PROBLEMS AND TASKS:
a) In the passage on student programming projects, what is described as the purpose, rather than the destination?
b) Write out the passage on student programming projects word for word, starting at "There is no harm" and ending at "to work on.".

DOCUMENT SECTION:
══════

And there is no reason to plan any of it in advance. You can finish building your site which sells hamsters online (free delivery!) and once you're done, decide that you might as well branch on to ferrets and guinea pigs, because you have absolutely no financial goal to meet, no shareholders to please, no bosses to argue with.

The purpose is the journey, rather than the destination.
There is no harm in finishing the journey every other month, and then simply picking a new direction to travel in for some time.

If you want this to be like some sort of class in high school, some lectures will probably have to happen. Just as well, there is material to cover that might be relevant for everyone, regardless of what project they've decided to work on.

The academy currently seems to neglect many things that are crucial to any real software development. In my opinion, even the ones that you could in theory expect students to pick up on their own get ignored due to the highly demanding academic schedule.
In a nutshell, I'm referring to the sort of things you have in the Joel Test. A few of these points aren't relevant, but source control, builds, bug tracking, specs, schedules, unit testing, backups, even tools, these are things you can only hope to learn on your first job because (in my experience) nobody will mention them before that point. If we're already fantasizing, might as well change that.

I suppose that at many points the people involved in this will sit together in a classroom, just like any other high school class. There's plenty of things for them to do then.

Showing the various projects to everyone, explaining what they're good for, and maybe getting hit with nasty criticism, are all things you might as well learn early. Having more people to point out flaws, or praise impressive achievements, would improve the whole thing. Not to mention how good innocent bystanders are for finding surprising bugs, and doing usability testing. Maybe even deliberately try to break each other's security.

══════

INFORMATION GIVEN:
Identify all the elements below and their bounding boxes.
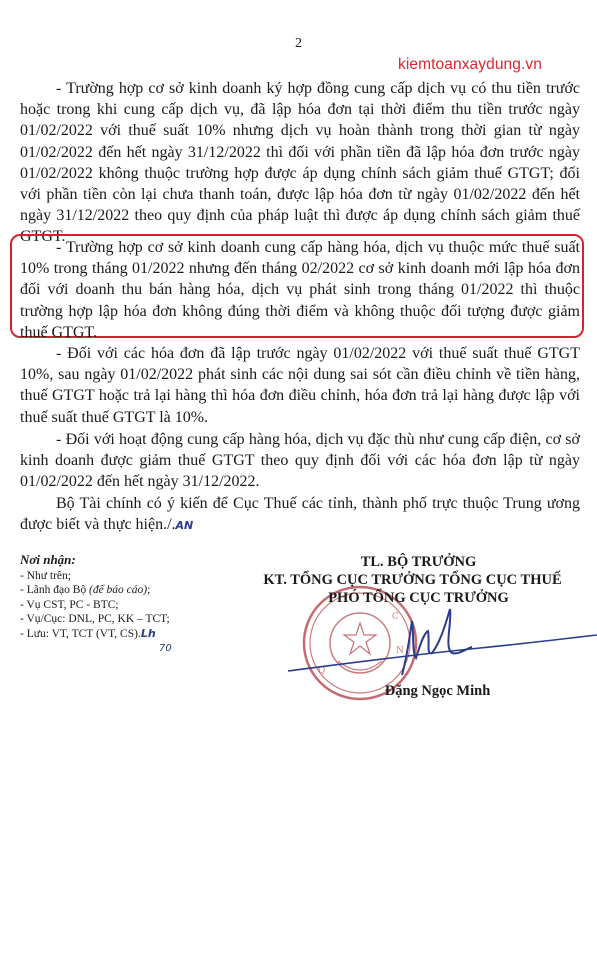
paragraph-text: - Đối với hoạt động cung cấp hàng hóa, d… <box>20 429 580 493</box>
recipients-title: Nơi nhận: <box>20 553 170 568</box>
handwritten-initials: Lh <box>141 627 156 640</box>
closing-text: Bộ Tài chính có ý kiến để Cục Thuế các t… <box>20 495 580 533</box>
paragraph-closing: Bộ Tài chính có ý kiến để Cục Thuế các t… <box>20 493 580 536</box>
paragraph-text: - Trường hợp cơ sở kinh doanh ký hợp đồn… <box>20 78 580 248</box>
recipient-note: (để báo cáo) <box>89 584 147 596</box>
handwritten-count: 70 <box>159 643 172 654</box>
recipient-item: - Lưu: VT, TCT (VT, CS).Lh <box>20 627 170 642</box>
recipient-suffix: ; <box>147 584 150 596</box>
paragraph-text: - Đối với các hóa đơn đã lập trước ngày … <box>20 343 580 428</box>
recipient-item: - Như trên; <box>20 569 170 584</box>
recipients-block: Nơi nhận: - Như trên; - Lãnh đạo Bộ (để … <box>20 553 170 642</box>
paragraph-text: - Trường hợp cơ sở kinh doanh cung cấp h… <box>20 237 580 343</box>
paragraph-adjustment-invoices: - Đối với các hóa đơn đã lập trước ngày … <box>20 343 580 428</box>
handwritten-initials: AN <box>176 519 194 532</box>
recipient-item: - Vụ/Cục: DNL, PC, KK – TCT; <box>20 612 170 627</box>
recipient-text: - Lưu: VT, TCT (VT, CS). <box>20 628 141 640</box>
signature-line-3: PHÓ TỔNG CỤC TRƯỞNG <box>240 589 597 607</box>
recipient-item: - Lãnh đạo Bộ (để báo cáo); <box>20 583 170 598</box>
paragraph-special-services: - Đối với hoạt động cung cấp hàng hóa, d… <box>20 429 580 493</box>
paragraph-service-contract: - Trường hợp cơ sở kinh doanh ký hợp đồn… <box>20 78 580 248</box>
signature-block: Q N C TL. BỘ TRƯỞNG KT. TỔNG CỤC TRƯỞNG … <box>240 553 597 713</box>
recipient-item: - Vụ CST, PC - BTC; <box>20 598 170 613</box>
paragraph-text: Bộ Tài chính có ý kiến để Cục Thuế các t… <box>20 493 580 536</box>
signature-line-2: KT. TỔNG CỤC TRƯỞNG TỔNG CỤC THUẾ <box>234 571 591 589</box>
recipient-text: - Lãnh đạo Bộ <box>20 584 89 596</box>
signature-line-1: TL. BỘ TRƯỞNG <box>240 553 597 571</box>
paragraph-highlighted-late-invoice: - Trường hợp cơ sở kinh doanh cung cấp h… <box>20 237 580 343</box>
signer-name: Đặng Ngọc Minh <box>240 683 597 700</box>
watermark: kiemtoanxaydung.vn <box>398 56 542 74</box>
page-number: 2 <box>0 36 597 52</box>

══════

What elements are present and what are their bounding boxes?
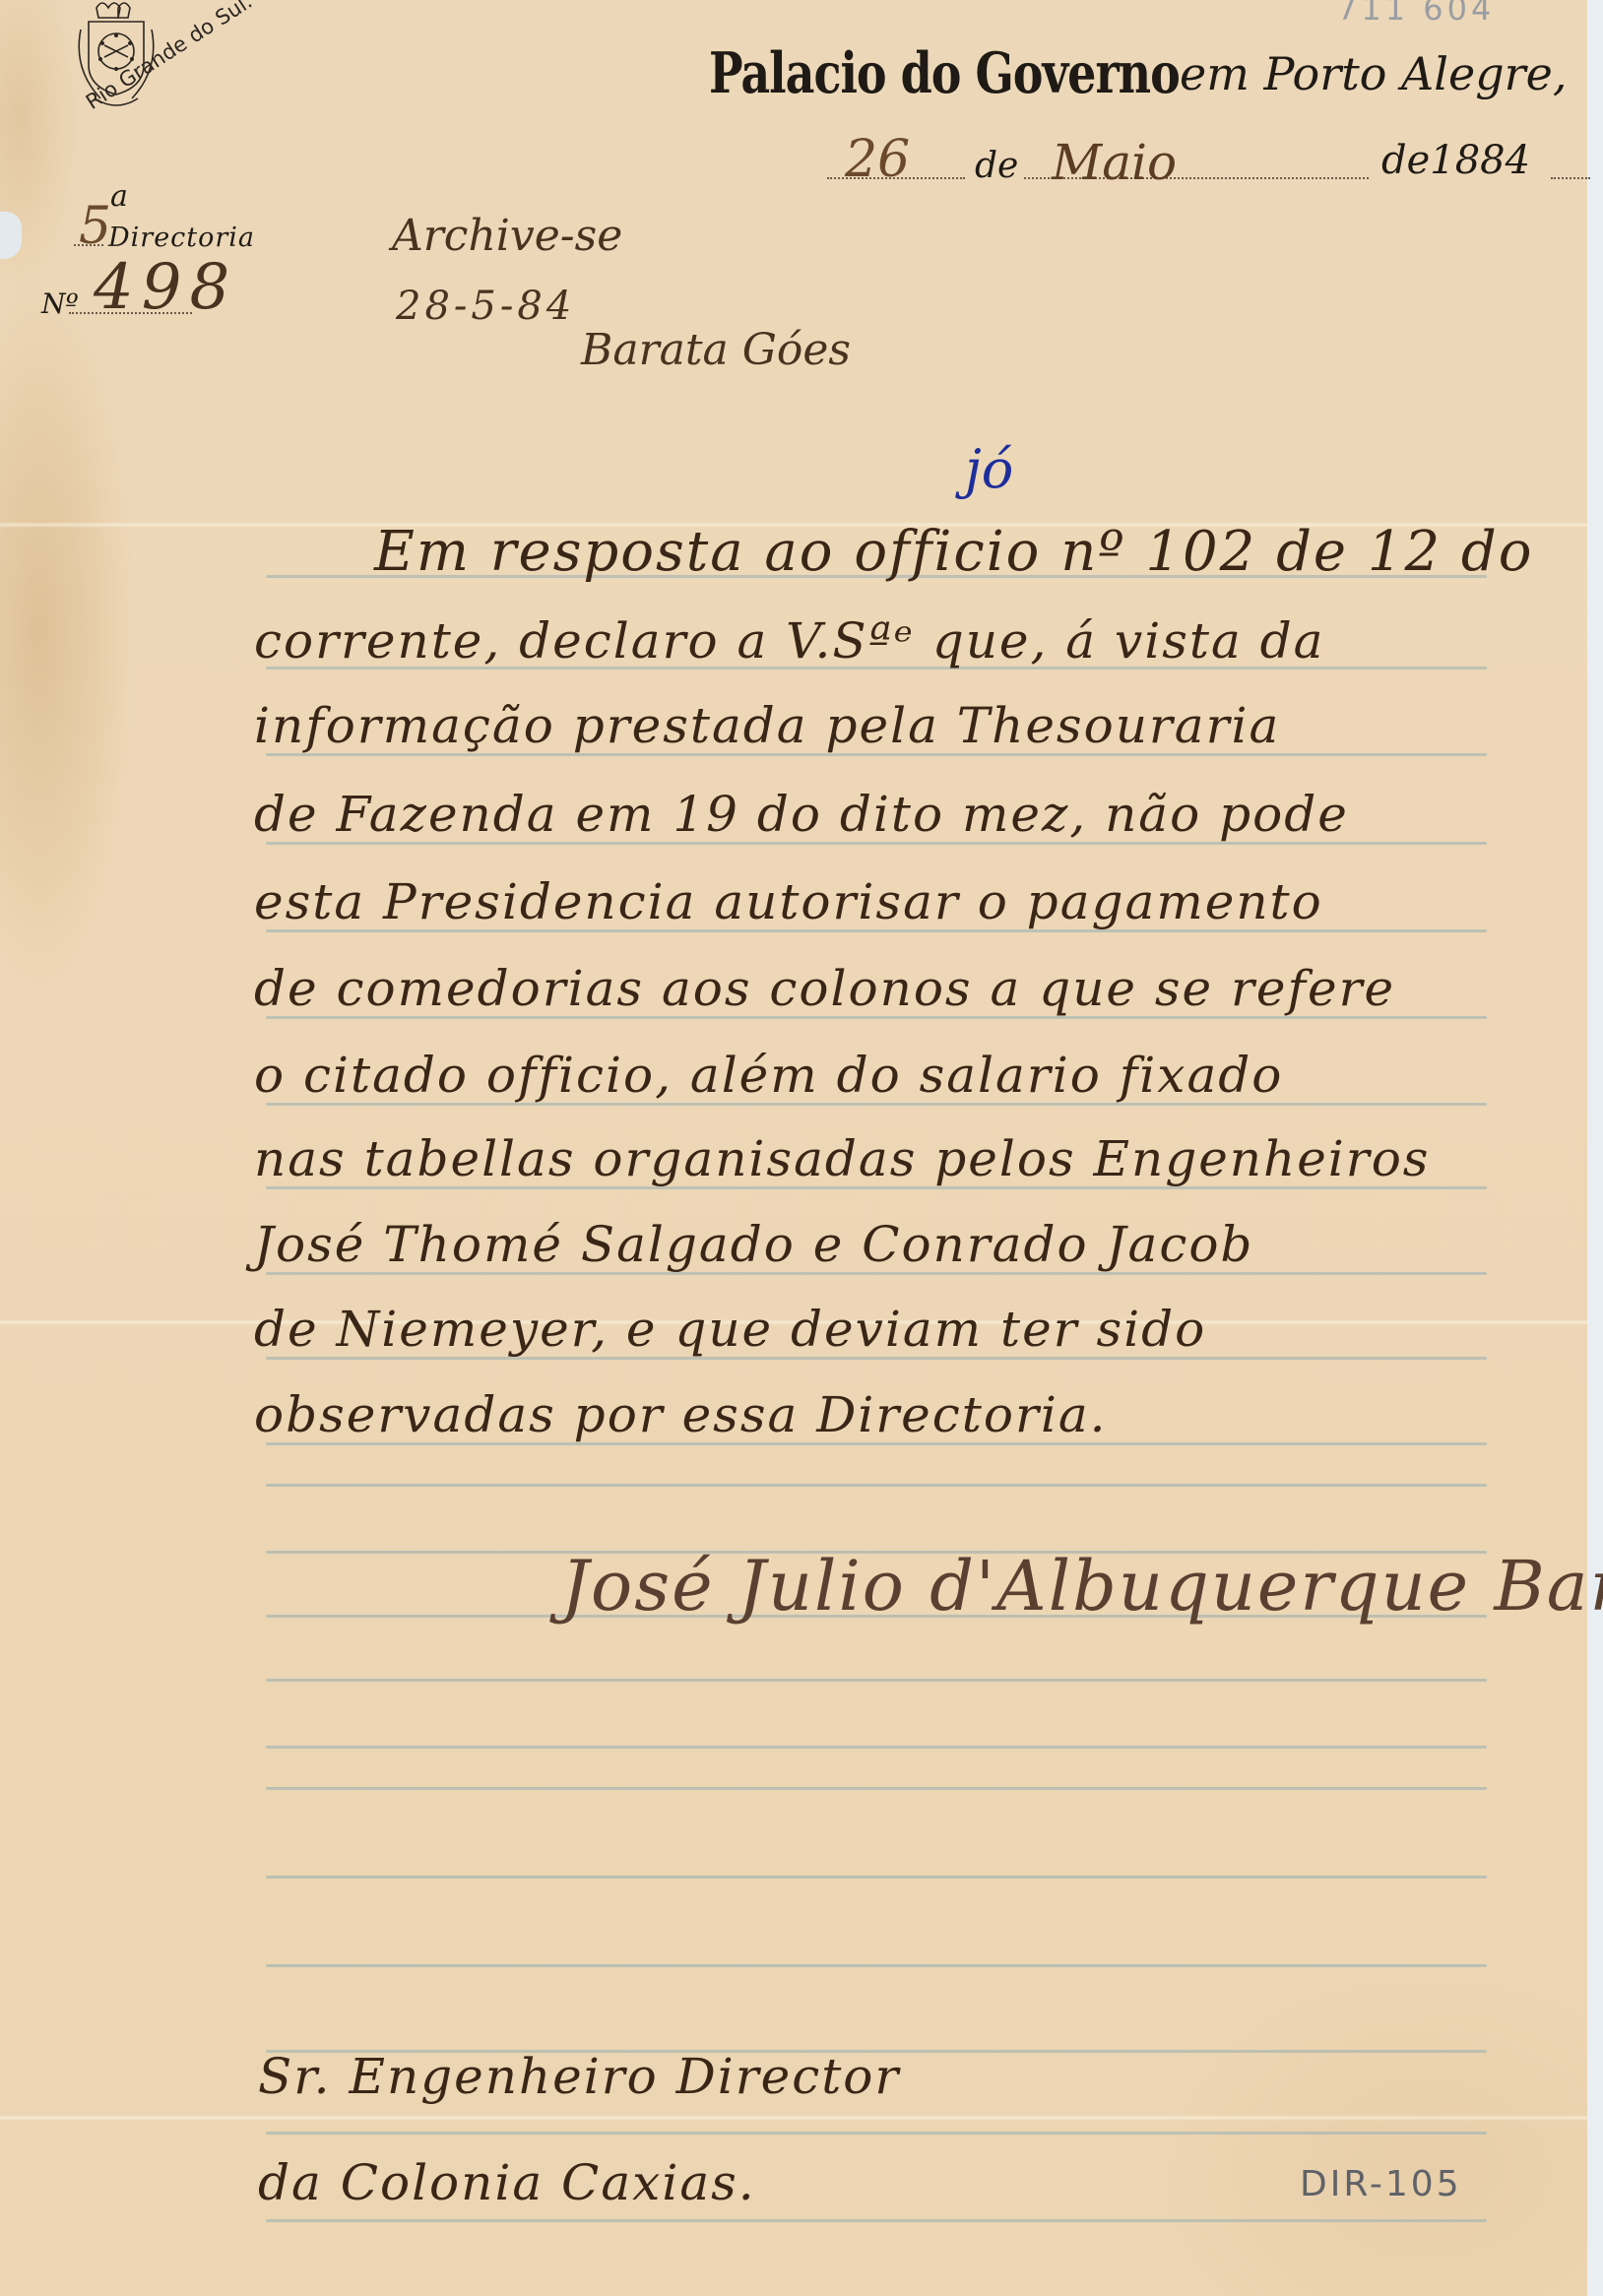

══════

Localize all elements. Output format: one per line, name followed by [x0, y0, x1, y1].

══════

WRITTEN ANSWERS:
a) The journey is the purpose.

b)
There is no harm in finishing the journey every other month, and then simply picking a new direction to travel in for some time.

If you want this to be like some sort of class in high school, some lectures will probably have to happen. Just as well, there is material to cover that might be relevant for everyone, regardless of what project they've decided to work on.